Twilio is a powerful HTTP API that allows you to build powerful voice and SMS apps. The goal of this blog post is to help make building the SMS applications as simple as possible in django.

There is a already Twilio Python help library available. The open source twilio-python library lets us to write python code to make HTTP requests to the Twilio API.

Installation


The easiest way to install twilio-python library is using pip. Pip is a package manager for python.

Simply run following command in terminal.

$ pip install twilio

Twilio API Credentails

To Integrate twilio API in django application, we need TWILIO_ACCOUNT_SID and TWILIO_AUTH_TOKEN variables. These variables can be found by logging into your Twilio account dashboard. These variables are used to communicate with the Twilio API.

You?ll need to add them to your settings.py file:

TWILIO_ACCOUNT_SID = 'ACXXXXXXXXXXXXXXXXXXXXXXXXXXXXXXXX'
TWILIO_AUTH_TOKEN = 'YYYYYYYYYYYYYYYYYYYYYYYYYYYYYYYY'

Create a New App


We are going to interact with people using SMS, so I prefer to create an app named communication. I am assuming, you've already installed Django.

Run following command in terminal.

$ django-admin.py startapp communcation

We will need to register the new app in our django project.
Add it to your INSTALLED_APPS tuple in your settings.py file:

INSTALLED_APPS = (
'django.contrib.auth',
'django.contrib.contenttypes',
'django.contrib.sessions',
'django.contrib.sites',
'django.contrib.messages',
'django.contrib.staticfiles',

?communication?,
...
)

Create the Model


Now we?ll open up communication/models.py to start creating models for our app.

class SendSMS(models.Model):
    to_number = models.CharField(max_length=30)
    from_number = models.CharField(max_length=30)
    sms_sid = models.CharField(max_length=34, default="", blank=True)
    account_sid = models.CharField(max_length=34, default="", blank=True)
    created_at = models.DateTimeField(auto_now_add=True)
    sent_at = models.DateTimeField(null=True, blank=True)
    delivered_at = models.DateTimeField(null=True, blank=True)
    status = models.CharField(max_length=20, default="", blank=True)


and run the syncdb command after defining the model:

$ python manage.py syncdb

It will create the necessary database tables for our app.

Create utils.py file


Create a new file named utils.py and save in communication/utils.py.

Put the following code in communication/utils.py:

from django.conf import settings

import twilio
import twilio.rest


def send_twilio_message(to_number, body):
    client = twilio.rest.TwilioRestClient(
        settings.TWILIO_ACCOUNT_SID, settings.TWILIO_AUTH_TOKEN)

    return client.messages.create(
        body=body,
        to=to_number,
        from_=settings.TWILIO_PHONE_NUMBER
    )


Testing send_twilio_message


Open the shell and run following commands.

******

> **Challenges**
A – Translate into Spanish the following sentence from the Twilio SMS tutorial above: "These variables are used to communicate with the Twilio API."
B – Extend the Twilio SMS tutorial above, picking up after its final sentence, "Open the shell and run following commands."

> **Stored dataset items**

******

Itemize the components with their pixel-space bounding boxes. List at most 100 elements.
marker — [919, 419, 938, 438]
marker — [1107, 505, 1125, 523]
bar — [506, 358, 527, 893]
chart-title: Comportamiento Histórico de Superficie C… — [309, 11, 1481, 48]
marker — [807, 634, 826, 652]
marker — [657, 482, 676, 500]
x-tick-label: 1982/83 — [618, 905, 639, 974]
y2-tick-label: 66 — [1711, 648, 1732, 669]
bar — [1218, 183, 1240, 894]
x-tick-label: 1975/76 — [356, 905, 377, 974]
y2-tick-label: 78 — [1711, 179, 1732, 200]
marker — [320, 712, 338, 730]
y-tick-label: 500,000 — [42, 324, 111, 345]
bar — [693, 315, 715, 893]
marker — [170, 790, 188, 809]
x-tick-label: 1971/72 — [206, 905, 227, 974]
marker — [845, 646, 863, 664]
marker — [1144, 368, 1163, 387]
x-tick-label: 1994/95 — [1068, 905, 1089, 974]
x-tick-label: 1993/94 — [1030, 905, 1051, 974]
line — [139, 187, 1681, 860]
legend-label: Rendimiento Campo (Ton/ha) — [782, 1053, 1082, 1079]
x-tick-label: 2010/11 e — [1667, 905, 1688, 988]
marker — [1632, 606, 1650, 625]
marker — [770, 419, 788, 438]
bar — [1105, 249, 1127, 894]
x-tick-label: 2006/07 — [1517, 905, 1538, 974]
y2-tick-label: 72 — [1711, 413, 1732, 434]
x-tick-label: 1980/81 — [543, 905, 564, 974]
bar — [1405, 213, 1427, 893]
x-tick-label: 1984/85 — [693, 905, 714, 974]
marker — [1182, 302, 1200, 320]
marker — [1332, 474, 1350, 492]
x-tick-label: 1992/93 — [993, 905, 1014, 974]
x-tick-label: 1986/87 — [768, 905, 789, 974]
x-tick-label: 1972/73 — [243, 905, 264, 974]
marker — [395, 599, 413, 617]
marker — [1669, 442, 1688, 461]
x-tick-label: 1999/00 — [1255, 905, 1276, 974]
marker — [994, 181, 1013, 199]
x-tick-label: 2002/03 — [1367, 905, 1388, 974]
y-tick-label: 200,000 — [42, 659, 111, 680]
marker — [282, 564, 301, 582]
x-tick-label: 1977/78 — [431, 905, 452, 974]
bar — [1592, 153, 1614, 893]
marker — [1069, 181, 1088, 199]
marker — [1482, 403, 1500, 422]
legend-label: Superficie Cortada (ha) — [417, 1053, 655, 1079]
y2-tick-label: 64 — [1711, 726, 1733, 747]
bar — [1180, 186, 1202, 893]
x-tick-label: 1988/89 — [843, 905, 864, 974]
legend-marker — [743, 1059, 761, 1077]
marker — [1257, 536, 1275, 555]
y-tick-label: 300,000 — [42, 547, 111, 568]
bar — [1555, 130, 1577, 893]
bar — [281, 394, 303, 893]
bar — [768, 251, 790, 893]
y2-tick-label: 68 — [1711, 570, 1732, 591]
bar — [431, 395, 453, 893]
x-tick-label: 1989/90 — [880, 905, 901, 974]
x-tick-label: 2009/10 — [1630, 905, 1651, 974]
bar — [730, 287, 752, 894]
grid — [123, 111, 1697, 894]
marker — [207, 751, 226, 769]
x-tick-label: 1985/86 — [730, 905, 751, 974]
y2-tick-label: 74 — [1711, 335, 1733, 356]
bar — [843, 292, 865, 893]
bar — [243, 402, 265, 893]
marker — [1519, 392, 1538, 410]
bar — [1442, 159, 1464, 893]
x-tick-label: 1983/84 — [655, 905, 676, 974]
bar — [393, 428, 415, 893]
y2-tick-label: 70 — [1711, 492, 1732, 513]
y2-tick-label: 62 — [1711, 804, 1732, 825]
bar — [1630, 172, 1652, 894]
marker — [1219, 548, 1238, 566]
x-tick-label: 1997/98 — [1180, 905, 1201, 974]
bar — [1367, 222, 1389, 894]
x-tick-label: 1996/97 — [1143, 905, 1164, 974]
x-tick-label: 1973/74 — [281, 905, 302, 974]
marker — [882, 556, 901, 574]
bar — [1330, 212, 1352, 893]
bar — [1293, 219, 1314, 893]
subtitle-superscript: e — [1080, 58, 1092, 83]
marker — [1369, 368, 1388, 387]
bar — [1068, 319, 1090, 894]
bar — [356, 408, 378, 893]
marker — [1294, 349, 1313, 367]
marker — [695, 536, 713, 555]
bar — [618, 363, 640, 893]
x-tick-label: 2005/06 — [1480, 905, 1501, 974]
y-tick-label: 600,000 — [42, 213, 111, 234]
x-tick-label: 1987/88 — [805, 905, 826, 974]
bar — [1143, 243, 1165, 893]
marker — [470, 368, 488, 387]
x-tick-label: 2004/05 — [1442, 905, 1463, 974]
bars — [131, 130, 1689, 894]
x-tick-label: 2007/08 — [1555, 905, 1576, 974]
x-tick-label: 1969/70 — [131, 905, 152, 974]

******

> **Results of the exercise**
A – Estas variables se utilizan para comunicarse con la API de Twilio.

B –
>>> from communication.utils import send_twilio_message
>>> sms = send_twilio_message('+15005550006', 'Hello Endpointer,')
>>> print sms.sid
SM97f8ac9321114af1b7fd4463ff8bd038

Having the sid means that everything in the backend is working fine. And we can proceed to work on the front end.

Create Form

Lets create a form to gather the data.  Now open/create up communication/forms.py to start creating forms for our app. And paste the following code into it:

class SendSMSForm(forms.ModelForm):

    class Meta:
        model = SendSMS
        fields = ('to_number', 'body')


The View CreateView


class SendSmsCreateView(CreateView):
    model = SendSMS
    form_class = SendSMSForm
    template_name = 'communication/sendsms_form.html'
    success_url = reverse_lazy('send_sms')

    def form_valid(self, form):
        number = self.cleaned_data['to_number']
        body = self.cleaned_data['body']
        # call twilio
        sent = send_twilio_message(number, body)

        # save form
        send_sms = form.save(commit=False)
        send_sms.from_number = settings.TWILIO_PHONE_NUMBER
        send_sms.sms_sid = sent.sid
        send_sms.account_sid = sent.account_sid
        send_sms.status = sent.status
        send_sms.sent_at = now()
        if sent.price:
            send_sms.price = Decimal(force_text(sent.price))
            send_sms.price_unit = sent.price_unit
        send_sms.save()

    return super(SendSmsCreateView, self).form_valid(form)



Defining URLS

The URL configuration tells Django how to match a request?s path to your Python code. Django looks for the URL configuration, defined as urlpatterns, in the urls.py file in your project:

from django.conf.urls import patterns, url

from .views import SendSmsCreateView

urlpatterns = patterns('',
    url(
        regex=r'^communication/send/sms/$',
        view=SendSmsCreateView.as_view(),
        name='send_sms'
    ),
)

Creating the Template

Now that we?ve defined a URL for our list view, we can try it out. Django includes a server suitable for development purposes that you can use to easily test your project:

If you visit the http://127.0.0.1:8000/communication/send/sms/ in your browser, though, you?ll see an error: TemplateDoesNotExist.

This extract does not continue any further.